## DATA UNDER STUDY

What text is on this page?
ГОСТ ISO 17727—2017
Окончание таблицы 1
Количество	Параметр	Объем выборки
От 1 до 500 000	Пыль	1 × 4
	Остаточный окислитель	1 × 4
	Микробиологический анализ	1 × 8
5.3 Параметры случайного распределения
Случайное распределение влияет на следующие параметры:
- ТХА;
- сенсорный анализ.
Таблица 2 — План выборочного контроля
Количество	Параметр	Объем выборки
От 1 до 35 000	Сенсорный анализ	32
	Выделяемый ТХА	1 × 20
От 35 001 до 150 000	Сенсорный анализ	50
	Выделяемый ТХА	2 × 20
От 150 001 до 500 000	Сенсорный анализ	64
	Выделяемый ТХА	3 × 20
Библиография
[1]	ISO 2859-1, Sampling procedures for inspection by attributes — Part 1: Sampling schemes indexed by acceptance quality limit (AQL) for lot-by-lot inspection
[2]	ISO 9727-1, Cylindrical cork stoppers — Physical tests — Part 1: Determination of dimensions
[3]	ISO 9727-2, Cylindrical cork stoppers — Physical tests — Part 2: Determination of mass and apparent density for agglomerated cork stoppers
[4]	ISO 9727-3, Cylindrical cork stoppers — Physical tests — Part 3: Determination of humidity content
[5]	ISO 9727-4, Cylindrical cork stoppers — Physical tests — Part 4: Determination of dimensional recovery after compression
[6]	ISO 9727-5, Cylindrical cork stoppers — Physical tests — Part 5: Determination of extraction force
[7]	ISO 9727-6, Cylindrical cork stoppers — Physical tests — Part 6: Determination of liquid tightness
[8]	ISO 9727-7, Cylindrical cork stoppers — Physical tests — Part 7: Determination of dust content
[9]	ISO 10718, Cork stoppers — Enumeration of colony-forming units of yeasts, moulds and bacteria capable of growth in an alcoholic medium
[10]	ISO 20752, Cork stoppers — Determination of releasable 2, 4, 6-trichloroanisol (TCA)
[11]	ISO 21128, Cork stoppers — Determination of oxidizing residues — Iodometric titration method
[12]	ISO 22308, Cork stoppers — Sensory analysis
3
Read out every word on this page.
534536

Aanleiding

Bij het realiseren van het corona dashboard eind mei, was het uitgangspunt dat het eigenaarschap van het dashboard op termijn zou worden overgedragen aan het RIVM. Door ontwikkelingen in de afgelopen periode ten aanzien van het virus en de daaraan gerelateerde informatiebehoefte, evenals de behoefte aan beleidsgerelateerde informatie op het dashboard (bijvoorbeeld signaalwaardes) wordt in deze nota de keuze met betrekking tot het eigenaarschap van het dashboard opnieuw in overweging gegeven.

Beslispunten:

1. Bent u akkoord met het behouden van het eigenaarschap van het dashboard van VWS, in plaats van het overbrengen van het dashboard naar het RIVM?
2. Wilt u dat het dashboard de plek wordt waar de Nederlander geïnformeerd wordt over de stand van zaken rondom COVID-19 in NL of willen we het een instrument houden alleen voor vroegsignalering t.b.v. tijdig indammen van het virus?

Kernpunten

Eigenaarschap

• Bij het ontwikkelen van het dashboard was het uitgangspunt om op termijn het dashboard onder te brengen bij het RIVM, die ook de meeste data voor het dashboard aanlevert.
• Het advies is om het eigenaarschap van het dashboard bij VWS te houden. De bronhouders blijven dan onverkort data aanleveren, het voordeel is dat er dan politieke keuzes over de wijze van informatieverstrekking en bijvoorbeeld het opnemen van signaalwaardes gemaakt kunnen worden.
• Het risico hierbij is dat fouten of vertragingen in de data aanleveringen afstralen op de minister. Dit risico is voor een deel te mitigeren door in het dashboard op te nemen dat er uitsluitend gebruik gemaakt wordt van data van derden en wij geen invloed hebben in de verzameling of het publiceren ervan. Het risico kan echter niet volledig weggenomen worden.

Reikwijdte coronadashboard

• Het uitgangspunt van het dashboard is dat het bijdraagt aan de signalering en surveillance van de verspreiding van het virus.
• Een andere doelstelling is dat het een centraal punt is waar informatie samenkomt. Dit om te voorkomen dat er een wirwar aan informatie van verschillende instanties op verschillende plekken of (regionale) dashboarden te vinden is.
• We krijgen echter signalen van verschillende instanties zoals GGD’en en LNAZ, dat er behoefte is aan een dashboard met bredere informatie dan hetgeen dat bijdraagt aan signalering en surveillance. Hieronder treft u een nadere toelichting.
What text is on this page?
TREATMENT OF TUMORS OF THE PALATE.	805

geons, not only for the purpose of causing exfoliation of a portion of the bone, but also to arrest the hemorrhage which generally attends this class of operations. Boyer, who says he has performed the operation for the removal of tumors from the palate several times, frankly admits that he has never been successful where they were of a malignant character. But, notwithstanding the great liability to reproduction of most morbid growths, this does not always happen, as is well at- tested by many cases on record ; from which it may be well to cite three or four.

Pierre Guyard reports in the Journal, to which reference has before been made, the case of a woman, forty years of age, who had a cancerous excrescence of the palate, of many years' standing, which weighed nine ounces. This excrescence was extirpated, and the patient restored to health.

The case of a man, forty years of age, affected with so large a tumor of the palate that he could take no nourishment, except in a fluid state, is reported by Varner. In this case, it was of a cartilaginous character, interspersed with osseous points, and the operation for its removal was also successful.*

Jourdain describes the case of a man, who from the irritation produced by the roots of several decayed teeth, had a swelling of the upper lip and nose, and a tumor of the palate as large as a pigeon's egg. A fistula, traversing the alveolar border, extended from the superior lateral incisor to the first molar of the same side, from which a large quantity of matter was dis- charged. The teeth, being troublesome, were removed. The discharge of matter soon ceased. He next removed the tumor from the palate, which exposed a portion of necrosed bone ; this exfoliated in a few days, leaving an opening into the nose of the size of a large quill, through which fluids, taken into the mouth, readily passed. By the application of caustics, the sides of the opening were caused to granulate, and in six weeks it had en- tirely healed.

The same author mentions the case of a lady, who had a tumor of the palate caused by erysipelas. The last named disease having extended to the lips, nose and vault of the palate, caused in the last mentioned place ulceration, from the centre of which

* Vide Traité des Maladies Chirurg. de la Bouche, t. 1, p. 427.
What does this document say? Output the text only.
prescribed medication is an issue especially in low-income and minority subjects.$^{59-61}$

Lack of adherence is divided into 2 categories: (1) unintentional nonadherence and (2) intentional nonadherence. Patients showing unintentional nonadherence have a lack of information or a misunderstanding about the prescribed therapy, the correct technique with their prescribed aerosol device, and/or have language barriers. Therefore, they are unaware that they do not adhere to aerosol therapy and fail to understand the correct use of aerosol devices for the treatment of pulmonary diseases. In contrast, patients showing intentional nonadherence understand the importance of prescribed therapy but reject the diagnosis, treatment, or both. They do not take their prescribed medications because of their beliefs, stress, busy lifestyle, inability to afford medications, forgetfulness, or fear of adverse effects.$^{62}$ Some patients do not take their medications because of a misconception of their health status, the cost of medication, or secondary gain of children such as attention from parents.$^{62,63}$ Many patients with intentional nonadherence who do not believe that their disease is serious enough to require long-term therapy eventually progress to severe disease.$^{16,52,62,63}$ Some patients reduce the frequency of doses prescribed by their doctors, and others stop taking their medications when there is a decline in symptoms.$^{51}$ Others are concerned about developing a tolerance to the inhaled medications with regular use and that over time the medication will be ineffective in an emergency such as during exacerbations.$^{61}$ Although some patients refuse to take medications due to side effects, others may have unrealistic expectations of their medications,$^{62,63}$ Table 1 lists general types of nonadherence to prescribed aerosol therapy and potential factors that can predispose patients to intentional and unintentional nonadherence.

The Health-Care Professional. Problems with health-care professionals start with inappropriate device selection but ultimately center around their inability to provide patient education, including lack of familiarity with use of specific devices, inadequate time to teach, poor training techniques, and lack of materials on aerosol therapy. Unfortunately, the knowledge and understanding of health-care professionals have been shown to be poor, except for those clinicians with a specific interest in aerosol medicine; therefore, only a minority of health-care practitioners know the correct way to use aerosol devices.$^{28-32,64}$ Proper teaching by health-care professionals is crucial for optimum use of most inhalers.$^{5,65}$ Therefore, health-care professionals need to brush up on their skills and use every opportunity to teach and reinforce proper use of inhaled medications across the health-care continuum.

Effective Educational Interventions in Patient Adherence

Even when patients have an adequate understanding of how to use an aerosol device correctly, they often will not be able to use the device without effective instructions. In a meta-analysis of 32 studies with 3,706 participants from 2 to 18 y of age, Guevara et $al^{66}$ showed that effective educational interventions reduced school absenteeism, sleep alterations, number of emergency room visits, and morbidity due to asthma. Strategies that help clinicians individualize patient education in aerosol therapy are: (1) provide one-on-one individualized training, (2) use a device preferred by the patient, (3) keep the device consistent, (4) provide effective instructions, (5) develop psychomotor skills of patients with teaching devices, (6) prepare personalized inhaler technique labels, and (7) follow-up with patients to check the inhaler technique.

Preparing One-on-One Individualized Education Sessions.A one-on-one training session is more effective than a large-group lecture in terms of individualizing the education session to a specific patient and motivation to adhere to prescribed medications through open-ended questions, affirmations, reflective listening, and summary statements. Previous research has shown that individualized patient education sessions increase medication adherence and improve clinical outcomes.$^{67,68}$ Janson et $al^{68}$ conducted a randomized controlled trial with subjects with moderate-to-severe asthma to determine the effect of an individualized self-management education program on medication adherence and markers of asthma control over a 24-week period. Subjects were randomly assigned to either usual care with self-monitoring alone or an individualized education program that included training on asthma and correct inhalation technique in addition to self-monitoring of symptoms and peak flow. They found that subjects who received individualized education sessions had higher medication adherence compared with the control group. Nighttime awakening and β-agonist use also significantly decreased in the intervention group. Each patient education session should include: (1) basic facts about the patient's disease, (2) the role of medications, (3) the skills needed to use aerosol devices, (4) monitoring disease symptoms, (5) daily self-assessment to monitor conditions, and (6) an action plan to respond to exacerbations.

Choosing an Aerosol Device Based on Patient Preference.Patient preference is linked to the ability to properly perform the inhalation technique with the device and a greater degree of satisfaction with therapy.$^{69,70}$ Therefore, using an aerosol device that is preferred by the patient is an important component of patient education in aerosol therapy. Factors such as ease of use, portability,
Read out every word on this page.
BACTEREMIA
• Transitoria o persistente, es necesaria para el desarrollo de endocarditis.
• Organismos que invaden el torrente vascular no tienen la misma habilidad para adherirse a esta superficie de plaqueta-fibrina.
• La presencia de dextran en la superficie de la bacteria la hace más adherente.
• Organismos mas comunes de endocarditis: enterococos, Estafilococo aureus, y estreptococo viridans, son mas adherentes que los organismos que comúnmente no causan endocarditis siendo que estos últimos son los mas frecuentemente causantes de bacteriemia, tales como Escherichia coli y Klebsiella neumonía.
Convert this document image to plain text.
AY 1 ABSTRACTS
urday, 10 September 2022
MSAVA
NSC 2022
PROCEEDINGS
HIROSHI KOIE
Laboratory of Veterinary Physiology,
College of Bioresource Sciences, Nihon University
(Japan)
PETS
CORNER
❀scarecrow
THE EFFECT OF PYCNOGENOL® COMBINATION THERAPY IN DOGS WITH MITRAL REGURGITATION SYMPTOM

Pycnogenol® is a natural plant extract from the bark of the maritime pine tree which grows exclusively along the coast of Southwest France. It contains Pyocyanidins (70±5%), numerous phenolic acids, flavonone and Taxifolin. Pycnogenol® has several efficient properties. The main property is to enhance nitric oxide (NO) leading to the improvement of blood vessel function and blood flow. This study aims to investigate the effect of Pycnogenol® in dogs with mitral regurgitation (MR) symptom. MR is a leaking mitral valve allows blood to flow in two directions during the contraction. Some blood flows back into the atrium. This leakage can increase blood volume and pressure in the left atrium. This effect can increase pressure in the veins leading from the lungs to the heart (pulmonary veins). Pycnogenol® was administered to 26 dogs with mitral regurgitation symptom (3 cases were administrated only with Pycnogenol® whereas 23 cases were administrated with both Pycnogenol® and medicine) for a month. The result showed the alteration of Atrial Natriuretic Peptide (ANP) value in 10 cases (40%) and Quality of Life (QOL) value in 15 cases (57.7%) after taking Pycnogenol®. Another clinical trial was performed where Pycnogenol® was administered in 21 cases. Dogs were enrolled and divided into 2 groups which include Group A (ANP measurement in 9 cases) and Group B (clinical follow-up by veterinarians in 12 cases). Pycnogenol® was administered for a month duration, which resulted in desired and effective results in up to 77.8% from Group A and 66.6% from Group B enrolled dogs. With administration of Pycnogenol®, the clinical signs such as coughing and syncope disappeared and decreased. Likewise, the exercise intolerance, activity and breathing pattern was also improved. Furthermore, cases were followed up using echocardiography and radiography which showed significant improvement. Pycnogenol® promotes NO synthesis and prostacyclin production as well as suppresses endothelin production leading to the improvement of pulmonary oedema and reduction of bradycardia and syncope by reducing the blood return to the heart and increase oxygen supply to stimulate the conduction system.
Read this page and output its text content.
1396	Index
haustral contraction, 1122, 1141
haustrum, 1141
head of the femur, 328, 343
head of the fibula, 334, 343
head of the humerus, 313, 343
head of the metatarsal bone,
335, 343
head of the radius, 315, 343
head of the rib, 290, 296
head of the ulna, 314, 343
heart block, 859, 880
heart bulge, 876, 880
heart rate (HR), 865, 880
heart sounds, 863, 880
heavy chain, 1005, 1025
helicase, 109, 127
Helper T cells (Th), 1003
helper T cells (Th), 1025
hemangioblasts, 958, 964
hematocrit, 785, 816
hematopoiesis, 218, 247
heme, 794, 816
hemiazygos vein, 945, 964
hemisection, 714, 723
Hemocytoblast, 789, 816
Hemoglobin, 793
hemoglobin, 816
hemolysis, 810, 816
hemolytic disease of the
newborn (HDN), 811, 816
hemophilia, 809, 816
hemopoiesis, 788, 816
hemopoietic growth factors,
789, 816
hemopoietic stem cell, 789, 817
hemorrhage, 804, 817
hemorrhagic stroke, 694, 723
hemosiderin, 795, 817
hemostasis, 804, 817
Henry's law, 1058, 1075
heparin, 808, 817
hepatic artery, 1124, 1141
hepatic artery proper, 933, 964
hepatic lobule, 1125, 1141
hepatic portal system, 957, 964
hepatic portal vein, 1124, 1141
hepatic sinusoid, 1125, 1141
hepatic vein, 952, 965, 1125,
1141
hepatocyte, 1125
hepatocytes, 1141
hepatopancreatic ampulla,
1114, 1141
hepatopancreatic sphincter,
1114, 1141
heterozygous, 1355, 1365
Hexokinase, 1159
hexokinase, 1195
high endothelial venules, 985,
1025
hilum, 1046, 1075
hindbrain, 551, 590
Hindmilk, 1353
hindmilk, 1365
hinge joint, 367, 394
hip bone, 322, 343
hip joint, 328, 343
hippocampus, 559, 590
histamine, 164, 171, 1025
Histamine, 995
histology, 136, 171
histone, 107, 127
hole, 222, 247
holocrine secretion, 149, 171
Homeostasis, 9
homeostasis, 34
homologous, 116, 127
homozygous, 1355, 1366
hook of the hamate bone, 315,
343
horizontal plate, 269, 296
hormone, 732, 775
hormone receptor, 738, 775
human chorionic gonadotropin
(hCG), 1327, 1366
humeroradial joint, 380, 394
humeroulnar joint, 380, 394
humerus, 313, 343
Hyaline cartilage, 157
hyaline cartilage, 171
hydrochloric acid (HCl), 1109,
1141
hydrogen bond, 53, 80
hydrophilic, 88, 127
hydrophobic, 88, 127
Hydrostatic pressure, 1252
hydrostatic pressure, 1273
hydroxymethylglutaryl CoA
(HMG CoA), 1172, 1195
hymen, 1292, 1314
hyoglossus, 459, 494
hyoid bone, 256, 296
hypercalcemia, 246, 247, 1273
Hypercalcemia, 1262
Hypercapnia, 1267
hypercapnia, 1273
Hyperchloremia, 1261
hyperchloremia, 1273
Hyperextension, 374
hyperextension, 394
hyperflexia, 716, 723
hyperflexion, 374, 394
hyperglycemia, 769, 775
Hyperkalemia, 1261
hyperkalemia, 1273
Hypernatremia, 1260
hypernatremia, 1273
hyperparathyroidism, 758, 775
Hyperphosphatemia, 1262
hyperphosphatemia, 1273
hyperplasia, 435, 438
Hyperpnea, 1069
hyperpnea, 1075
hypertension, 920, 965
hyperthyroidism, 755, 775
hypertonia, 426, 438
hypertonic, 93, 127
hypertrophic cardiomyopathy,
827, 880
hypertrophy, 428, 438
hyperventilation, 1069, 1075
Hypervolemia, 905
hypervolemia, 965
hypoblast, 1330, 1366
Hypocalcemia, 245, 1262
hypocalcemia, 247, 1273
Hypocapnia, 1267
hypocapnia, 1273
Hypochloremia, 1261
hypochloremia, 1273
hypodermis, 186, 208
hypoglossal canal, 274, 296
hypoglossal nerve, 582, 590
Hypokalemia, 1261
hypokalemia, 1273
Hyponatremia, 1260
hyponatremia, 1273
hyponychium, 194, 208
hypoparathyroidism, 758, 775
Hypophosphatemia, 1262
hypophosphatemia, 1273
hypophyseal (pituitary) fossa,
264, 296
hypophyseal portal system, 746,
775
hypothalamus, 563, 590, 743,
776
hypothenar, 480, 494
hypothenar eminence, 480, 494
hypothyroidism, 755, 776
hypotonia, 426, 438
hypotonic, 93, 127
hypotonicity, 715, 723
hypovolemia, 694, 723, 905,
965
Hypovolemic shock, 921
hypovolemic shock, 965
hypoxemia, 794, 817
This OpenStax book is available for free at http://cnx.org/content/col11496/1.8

## WORK TASK
Report how many lines in the records above contain the word "Physical", giving only the number.

## SOLUTION BELOW
7